- [WHAT IS NEEDED]
Pick out each line of the records in which the word "الغد" appears.

- [DATA ROWS]

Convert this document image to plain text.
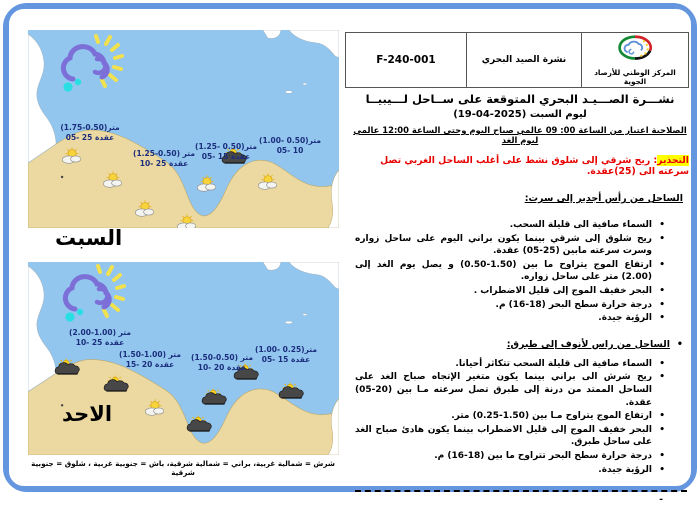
(1.75-0.50)متر
05- 25 عقدة
(1.25-0.50) متر
10- 25 عقدة
(1.25- 0.50)متر
05- 15 عقدة
(1.00- 0.50)متر
05- 10
السبت
(2.00-1.00) متر
10- 25 عقدة
(1.50-1.00) متر
15- 20 عقدة
(1.50-0.50) متر
10- 20 عقدة
(1.00- 0.25)متر
05- 15 عقدة
الاحد
شرش = شمالية غربية، براني = شمالية شرقية، باش = جنوبية غربية ، شلوق = جنوبية شرقية
المركز الوطني للأرصاد الجوية
	نشرة الصيد البحري	F-240-001
نشـــرة الصـــيـد البحري المتوقعة على ســاحل لـــيبيــا
ليوم السبت (2025-04-19)
الصلاحية اعتبار من الساعة 00: 09 عالمي صباح اليوم وحتى الساعة 12:00 عالمي ليوم الغد
التحذير: ريح شرقي إلى شلوق نشط على أغلب الساحل الغربي تصل سرعته الى (25)عقدة.
الساحل من رأس أجدير إلى سرت:
• السماء صافية الى قليلة السحب.
• ريح شلوق إلى شرقي بينما يكون براني اليوم على ساحل زواره وسرت سرعته مابين (25-05) عقدة.
• ارتفاع الموج يتراوح ما بين (1.50-0.50) و يصل يوم الغد إلى (2.00) متر على ساحل زواره.
• البحر خفيف الموج إلى قليل الاضطراب .
• درجة حرارة سطح البحر (18-16) م.
• الرؤية جيدة.
• الساحل من راس لأنوف إلى طبرق:
• السماء صافية الى قليلة السحب تتكاثر أحيانا.
• ريح شرش الى براني بينما يكون متغير الإتجاه صباح الغد على الساحل الممتد من درنة إلى طبرق تصل سرعته مـا بين (20-05) عقدة.
• ارتفاع الموج يتراوح مـا بين (1.50-0.25) متر.
• البحر خفيف الموج إلى قليل الاضطراب بينما يكون هادئ صباح الغد على ساحل طبرق.
• درجة حرارة سطح البحر تتراوح ما بين (18-16) م.
• الرؤية جيدة.
-
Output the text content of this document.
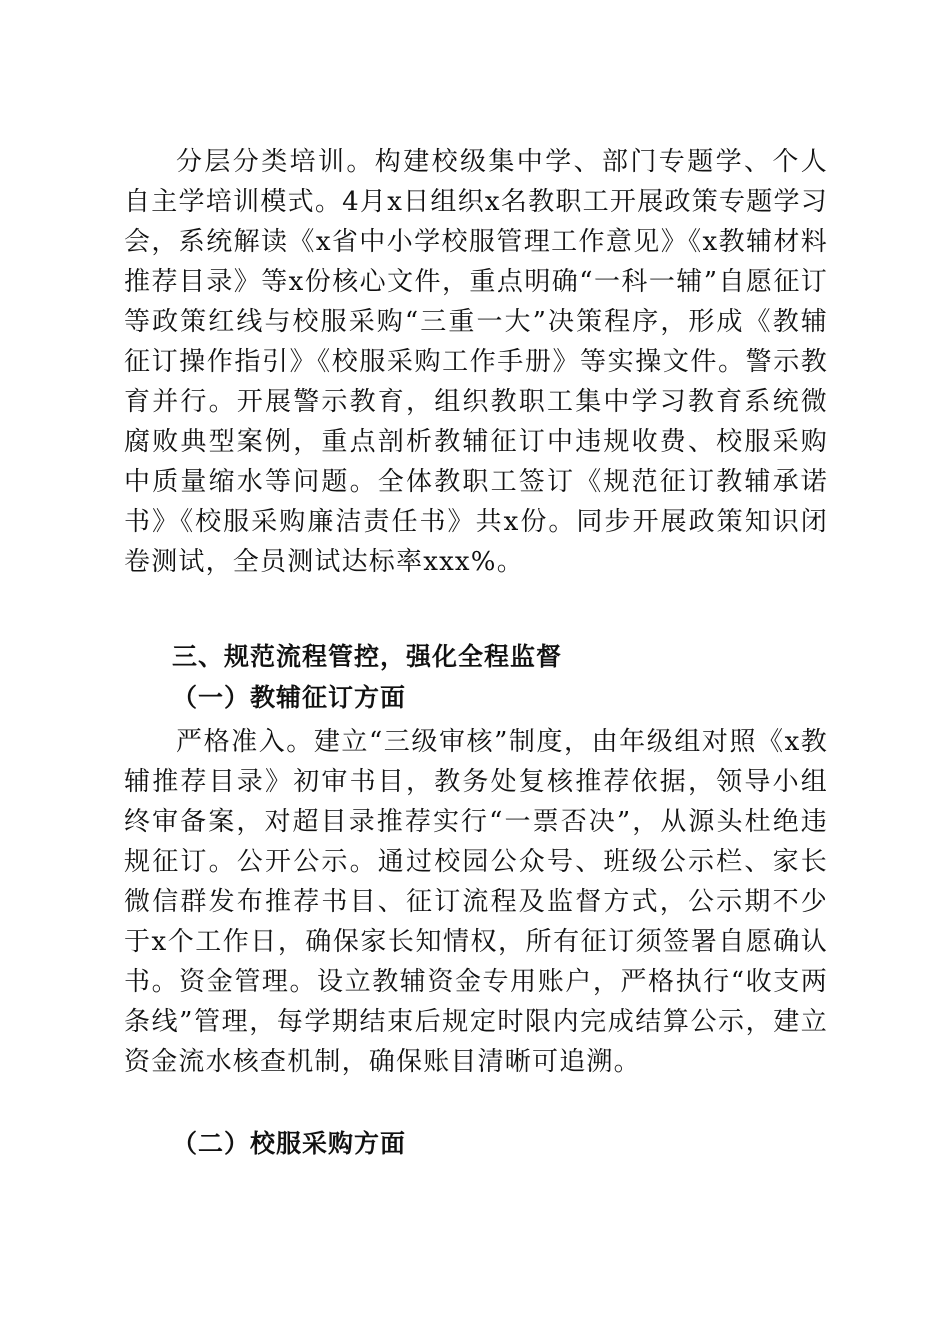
分层分类培训。构建校级集中学、部门专题学、个人自主学培训模式。4月x日组织x名教职工开展政策专题学习会，系统解读《x省中小学校服管理工作意见》《x教辅材料推荐目录》等x份核心文件，重点明确“一科一辅”自愿征订等政策红线与校服采购“三重一大”决策程序，形成《教辅征订操作指引》《校服采购工作手册》等实操文件。警示教育并行。开展警示教育，组织教职工集中学习教育系统微腐败典型案例，重点剖析教辅征订中违规收费、校服采购中质量缩水等问题。全体教职工签订《规范征订教辅承诺书》《校服采购廉洁责任书》共x份。同步开展政策知识闭卷测试，全员测试达标率xxx%。

三、规范流程管控，强化全程监督
（一）教辅征订方面

严格准入。建立“三级审核”制度，由年级组对照《x教辅推荐目录》初审书目，教务处复核推荐依据，领导小组终审备案，对超目录推荐实行“一票否决”，从源头杜绝违规征订。公开公示。通过校园公众号、班级公示栏、家长微信群发布推荐书目、征订流程及监督方式，公示期不少于x个工作日，确保家长知情权，所有征订须签署自愿确认书。资金管理。设立教辅资金专用账户，严格执行“收支两条线”管理，每学期结束后规定时限内完成结算公示，建立资金流水核查机制，确保账目清晰可追溯。

（二）校服采购方面
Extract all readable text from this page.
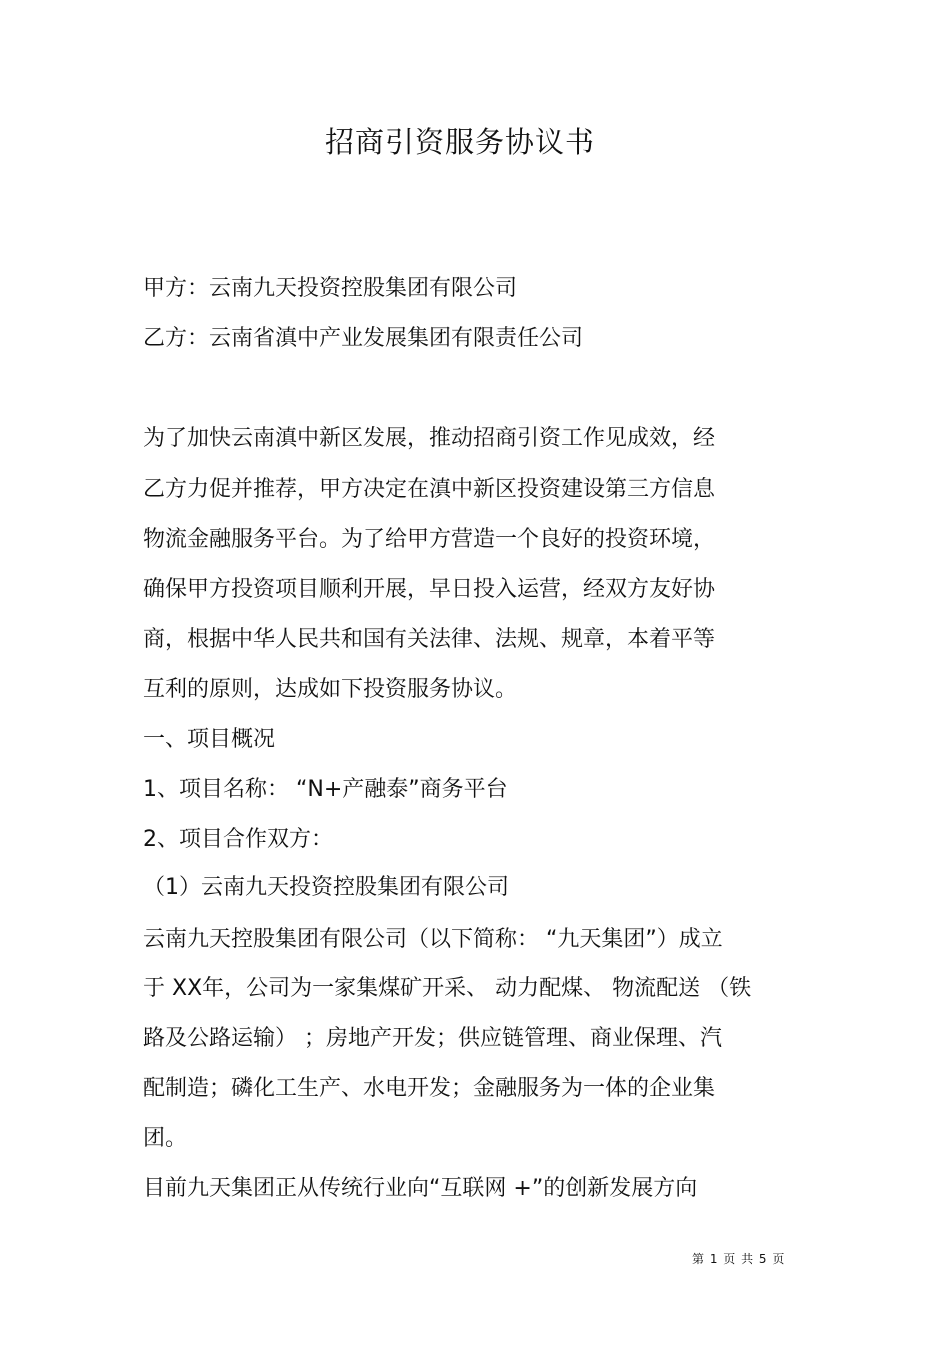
招商引资服务协议书
甲方：云南九天投资控股集团有限公司
乙方：云南省滇中产业发展集团有限责任公司
为了加快云南滇中新区发展，推动招商引资工作见成效，经
乙方力促并推荐，甲方决定在滇中新区投资建设第三方信息
物流金融服务平台。为了给甲方营造一个良好的投资环境，
确保甲方投资项目顺利开展，早日投入运营，经双方友好协
商，根据中华人民共和国有关法律、法规、规章，本着平等
互利的原则，达成如下投资服务协议。
一、项目概况
1、项目名称： “N+产融泰”商务平台
2、项目合作双方：
（1）云南九天投资控股集团有限公司
云南九天控股集团有限公司（以下简称： “九天集团”）成立
于 XX年，公司为一家集煤矿开采、 动力配煤、 物流配送 （铁
路及公路运输） ；房地产开发；供应链管理、商业保理、汽
配制造；磷化工生产、水电开发；金融服务为一体的企业集
团。
目前九天集团正从传统行业向“互联网 +”的创新发展方向
第 1 页 共 5 页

- [OUTPUT OF THE TASK]
الصلاحية اعتبار من الساعة 00: 09 عالمي صباح اليوم وحتى الساعة 12:00 عالمي ليوم الغد
• ارتفاع الموج يتراوح ما بين (1.50-0.50) و يصل يوم الغد إلى (2.00) متر على ساحل زواره.
• ريح شرش الى براني بينما يكون متغير الإتجاه صباح الغد على الساحل الممتد من درنة إلى طبرق تصل سرعته مـا بين (20-05) عقدة.
• البحر خفيف الموج إلى قليل الاضطراب بينما يكون هادئ صباح الغد على ساحل طبرق.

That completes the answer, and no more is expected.